■ Objective
Rewrite the material from its first line through the line containing "message-timestamp: 2月15日 晚上21:03", replacing "message-line" with "text-line" everywhere and leaving everything else unchanged.

■ Extracted information
Start

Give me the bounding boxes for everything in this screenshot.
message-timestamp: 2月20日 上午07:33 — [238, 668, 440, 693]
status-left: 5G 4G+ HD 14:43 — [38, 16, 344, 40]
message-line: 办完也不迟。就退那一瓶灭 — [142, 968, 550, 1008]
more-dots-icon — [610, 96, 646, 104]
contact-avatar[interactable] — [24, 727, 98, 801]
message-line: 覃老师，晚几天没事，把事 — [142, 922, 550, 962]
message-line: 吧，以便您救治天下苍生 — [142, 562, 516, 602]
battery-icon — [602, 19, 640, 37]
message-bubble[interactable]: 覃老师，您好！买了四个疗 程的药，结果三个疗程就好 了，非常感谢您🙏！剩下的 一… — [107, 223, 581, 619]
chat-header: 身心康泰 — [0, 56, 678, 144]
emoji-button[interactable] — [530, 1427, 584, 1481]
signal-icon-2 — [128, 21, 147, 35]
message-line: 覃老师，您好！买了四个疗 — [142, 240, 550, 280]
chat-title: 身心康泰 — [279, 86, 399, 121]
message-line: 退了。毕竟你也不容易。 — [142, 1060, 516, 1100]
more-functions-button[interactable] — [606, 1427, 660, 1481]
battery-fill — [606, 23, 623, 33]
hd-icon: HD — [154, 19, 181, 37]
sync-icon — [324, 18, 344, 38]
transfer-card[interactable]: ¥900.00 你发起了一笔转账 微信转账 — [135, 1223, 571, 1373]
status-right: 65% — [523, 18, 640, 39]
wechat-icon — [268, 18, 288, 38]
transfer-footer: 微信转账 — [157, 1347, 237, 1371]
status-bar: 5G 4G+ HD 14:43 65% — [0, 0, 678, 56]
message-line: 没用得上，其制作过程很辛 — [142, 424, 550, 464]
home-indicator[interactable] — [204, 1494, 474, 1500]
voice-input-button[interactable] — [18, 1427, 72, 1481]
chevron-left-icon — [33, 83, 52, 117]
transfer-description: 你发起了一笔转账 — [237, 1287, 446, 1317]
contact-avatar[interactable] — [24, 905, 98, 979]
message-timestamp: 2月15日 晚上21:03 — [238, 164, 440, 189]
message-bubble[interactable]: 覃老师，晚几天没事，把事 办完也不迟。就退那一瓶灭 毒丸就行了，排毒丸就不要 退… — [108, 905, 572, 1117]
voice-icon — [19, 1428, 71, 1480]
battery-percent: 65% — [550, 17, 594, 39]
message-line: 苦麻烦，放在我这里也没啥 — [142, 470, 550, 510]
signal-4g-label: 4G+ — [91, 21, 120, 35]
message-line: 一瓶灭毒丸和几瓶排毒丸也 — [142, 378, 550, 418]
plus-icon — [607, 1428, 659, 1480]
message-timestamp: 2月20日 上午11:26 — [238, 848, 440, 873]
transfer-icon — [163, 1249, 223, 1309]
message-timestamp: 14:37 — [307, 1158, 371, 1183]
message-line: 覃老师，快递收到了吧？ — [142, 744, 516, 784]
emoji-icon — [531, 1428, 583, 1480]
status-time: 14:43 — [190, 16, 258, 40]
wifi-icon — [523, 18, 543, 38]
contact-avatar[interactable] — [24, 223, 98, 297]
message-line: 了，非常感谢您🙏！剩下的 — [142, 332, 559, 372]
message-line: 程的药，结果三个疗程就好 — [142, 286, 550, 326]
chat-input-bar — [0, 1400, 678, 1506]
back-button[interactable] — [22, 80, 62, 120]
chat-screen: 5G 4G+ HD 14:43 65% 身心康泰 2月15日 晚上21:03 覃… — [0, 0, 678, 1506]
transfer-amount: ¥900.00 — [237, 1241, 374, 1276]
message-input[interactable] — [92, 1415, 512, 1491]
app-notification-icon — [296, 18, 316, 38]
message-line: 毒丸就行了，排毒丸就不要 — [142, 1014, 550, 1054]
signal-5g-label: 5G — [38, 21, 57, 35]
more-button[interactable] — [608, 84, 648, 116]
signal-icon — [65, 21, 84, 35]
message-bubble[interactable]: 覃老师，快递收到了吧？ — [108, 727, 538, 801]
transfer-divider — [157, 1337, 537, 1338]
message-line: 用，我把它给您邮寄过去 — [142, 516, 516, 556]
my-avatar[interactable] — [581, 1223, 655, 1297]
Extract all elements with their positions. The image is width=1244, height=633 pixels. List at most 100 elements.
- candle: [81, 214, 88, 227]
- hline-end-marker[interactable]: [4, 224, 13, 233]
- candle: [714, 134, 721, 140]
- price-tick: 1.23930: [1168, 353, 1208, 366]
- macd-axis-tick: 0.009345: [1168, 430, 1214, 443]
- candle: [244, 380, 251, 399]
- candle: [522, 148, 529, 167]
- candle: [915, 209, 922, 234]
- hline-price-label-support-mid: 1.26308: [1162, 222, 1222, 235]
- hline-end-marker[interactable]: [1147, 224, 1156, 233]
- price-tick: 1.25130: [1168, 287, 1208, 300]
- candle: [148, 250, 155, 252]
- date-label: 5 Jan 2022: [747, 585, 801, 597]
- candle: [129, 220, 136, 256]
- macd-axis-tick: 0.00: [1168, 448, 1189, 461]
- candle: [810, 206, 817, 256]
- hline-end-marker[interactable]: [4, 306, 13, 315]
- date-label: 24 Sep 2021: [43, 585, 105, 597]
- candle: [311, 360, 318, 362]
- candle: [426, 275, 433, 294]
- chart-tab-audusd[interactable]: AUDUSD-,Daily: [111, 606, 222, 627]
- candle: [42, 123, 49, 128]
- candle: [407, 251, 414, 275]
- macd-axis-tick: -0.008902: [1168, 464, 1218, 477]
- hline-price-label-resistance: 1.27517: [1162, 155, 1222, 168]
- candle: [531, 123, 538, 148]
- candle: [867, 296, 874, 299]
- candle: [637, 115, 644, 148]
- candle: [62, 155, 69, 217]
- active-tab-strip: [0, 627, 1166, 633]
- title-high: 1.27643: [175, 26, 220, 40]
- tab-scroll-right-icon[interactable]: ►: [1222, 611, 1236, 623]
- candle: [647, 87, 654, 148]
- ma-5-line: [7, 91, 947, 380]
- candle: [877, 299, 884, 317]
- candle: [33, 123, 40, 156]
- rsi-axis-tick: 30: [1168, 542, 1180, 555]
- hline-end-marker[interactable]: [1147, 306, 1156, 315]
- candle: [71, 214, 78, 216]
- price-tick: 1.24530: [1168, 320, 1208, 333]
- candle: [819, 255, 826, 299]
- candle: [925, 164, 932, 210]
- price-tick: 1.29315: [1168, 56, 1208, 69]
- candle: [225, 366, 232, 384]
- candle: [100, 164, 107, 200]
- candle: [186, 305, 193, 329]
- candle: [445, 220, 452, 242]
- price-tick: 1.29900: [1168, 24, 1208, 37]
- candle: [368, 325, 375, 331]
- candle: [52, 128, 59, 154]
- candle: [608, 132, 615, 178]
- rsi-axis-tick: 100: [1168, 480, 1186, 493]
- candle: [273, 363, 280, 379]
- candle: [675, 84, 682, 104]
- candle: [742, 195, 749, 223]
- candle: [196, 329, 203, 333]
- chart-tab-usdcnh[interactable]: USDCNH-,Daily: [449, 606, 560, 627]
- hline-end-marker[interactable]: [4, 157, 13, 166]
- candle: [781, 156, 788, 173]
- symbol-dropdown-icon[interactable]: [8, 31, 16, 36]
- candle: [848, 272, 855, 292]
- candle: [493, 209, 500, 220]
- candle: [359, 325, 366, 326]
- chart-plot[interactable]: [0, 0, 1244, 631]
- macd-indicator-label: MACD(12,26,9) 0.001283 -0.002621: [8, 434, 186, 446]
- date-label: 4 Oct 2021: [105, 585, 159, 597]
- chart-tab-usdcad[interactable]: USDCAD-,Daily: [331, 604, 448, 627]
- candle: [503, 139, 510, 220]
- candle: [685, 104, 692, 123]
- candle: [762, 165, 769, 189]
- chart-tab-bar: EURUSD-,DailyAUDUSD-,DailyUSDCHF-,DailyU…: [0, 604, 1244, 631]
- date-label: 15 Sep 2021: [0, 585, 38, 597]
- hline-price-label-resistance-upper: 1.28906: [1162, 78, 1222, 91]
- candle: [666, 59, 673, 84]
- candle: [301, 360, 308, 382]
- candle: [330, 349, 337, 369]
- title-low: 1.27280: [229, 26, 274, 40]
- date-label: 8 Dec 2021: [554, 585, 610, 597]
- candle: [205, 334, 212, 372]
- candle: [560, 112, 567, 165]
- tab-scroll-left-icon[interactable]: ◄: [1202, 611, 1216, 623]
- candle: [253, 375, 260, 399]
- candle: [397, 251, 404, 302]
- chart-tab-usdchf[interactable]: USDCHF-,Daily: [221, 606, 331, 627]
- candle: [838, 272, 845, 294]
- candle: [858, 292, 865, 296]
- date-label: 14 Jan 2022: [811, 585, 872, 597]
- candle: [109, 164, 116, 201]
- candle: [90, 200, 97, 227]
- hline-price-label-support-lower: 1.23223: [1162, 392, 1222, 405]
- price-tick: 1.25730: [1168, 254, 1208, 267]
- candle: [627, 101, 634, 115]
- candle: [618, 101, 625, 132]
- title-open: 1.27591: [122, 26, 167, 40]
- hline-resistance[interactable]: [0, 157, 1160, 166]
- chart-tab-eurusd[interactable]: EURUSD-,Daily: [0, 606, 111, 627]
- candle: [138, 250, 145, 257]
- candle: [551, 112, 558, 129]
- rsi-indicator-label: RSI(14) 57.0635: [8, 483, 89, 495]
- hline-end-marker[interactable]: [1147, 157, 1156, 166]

End

■ Result of this task
Give me the bounding boxes for everything in this screenshot.
message-timestamp: 2月20日 上午07:33 — [238, 668, 440, 693]
status-left: 5G 4G+ HD 14:43 — [38, 16, 344, 40]
text-line: 办完也不迟。就退那一瓶灭 — [142, 968, 550, 1008]
more-dots-icon — [610, 96, 646, 104]
contact-avatar[interactable] — [24, 727, 98, 801]
text-line: 覃老师，晚几天没事，把事 — [142, 922, 550, 962]
text-line: 吧，以便您救治天下苍生 — [142, 562, 516, 602]
battery-icon — [602, 19, 640, 37]
message-bubble[interactable]: 覃老师，您好！买了四个疗 程的药，结果三个疗程就好 了，非常感谢您🙏！剩下的 一… — [107, 223, 581, 619]
chat-header: 身心康泰 — [0, 56, 678, 144]
emoji-button[interactable] — [530, 1427, 584, 1481]
signal-icon-2 — [128, 21, 147, 35]
text-line: 覃老师，您好！买了四个疗 — [142, 240, 550, 280]
chat-title: 身心康泰 — [279, 86, 399, 121]
text-line: 退了。毕竟你也不容易。 — [142, 1060, 516, 1100]
more-functions-button[interactable] — [606, 1427, 660, 1481]
battery-fill — [606, 23, 623, 33]
hd-icon: HD — [154, 19, 181, 37]
sync-icon — [324, 18, 344, 38]
transfer-card[interactable]: ¥900.00 你发起了一笔转账 微信转账 — [135, 1223, 571, 1373]
status-right: 65% — [523, 18, 640, 39]
wechat-icon — [268, 18, 288, 38]
transfer-footer: 微信转账 — [157, 1347, 237, 1371]
status-bar: 5G 4G+ HD 14:43 65% — [0, 0, 678, 56]
text-line: 没用得上，其制作过程很辛 — [142, 424, 550, 464]
home-indicator[interactable] — [204, 1494, 474, 1500]
voice-input-button[interactable] — [18, 1427, 72, 1481]
chevron-left-icon — [33, 83, 52, 117]
transfer-description: 你发起了一笔转账 — [237, 1287, 446, 1317]
contact-avatar[interactable] — [24, 905, 98, 979]
message-timestamp: 2月15日 晚上21:03 — [238, 164, 440, 189]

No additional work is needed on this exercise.